Assignment:
Your answer should be one number: how many lines below hold the word "title".

Dataset listings of figures:
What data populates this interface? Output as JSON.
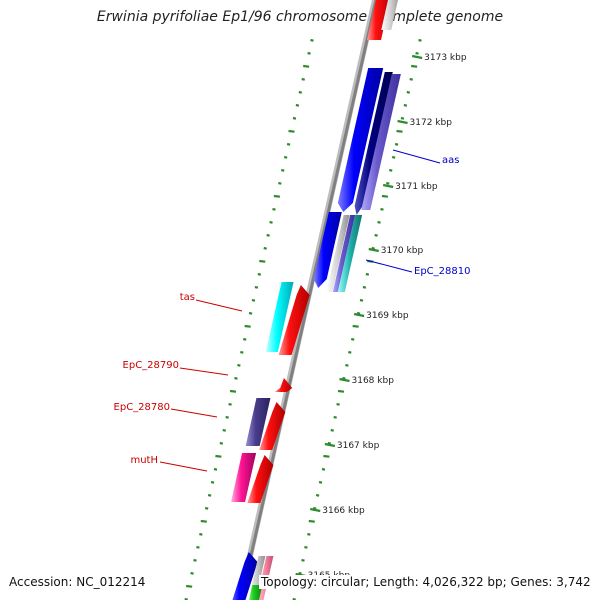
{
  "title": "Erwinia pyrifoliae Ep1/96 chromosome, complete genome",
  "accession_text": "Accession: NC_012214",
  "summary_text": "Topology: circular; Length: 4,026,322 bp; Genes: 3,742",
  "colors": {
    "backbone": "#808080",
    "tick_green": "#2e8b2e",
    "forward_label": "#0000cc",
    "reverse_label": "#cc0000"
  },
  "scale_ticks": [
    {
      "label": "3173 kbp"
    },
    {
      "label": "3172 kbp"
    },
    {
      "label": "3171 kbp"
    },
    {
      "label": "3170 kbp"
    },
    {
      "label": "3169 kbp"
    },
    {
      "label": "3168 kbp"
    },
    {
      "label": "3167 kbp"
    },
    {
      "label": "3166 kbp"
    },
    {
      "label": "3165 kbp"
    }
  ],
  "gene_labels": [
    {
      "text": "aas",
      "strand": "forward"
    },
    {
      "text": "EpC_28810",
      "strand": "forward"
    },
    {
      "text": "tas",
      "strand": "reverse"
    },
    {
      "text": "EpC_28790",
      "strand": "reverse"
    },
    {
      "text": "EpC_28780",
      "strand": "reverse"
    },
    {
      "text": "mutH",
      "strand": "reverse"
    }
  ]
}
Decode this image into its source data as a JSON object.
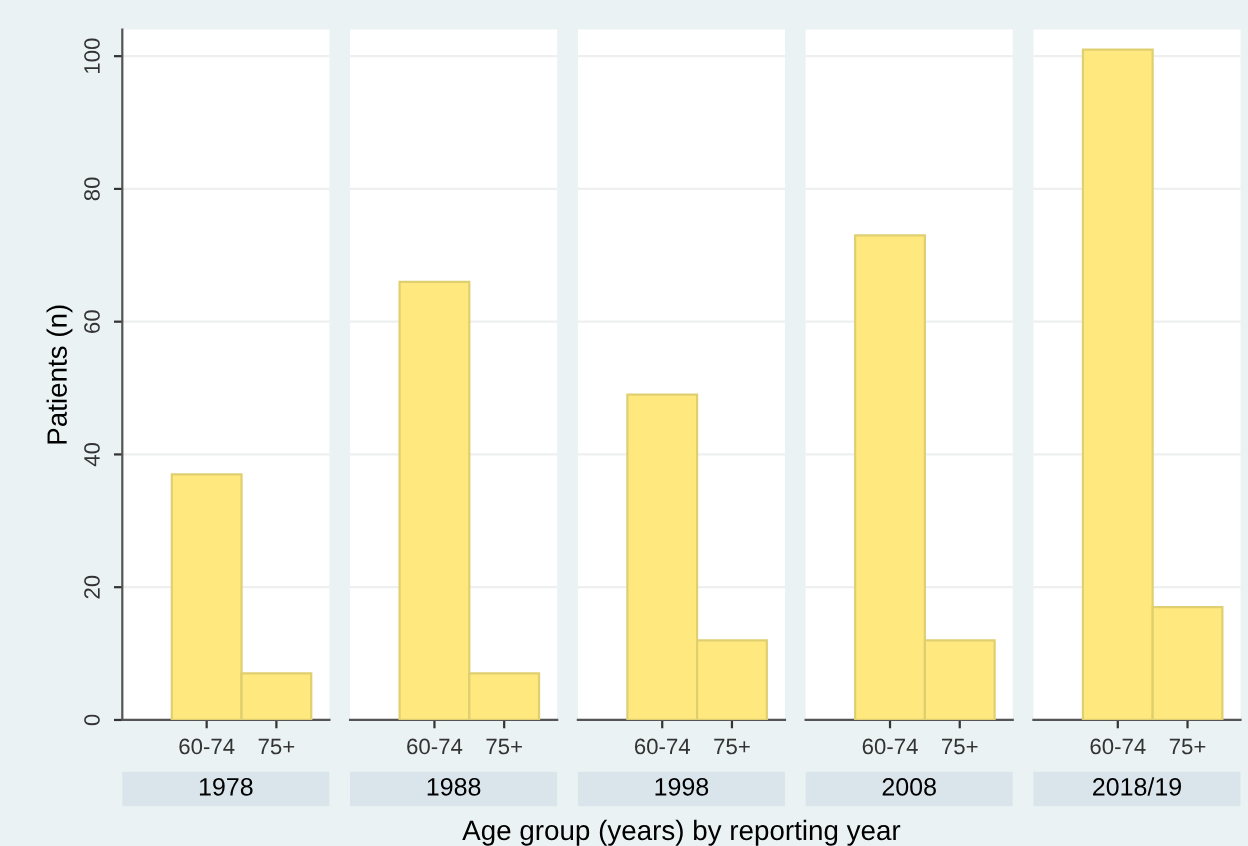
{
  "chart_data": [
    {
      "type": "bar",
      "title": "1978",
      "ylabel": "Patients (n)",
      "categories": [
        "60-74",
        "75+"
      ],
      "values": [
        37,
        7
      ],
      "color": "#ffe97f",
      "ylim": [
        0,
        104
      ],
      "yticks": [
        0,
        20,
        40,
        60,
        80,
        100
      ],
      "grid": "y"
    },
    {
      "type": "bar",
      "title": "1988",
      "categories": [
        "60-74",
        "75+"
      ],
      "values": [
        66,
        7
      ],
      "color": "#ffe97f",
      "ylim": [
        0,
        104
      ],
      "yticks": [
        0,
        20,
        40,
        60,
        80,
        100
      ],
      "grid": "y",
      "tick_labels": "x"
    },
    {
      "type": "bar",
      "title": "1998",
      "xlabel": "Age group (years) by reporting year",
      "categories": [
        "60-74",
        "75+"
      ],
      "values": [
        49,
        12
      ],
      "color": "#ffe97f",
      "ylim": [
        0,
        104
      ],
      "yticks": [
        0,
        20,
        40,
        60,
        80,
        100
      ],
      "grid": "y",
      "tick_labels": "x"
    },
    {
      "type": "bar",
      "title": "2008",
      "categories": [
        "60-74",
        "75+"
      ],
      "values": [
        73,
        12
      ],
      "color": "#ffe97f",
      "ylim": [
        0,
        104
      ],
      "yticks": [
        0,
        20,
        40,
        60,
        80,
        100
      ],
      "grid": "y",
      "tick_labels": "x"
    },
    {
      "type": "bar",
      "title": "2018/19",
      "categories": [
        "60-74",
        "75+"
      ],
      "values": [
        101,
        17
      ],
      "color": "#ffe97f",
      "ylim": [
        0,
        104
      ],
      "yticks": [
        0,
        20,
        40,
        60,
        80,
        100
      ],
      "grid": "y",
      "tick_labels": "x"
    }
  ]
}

Reply to the exercise:
6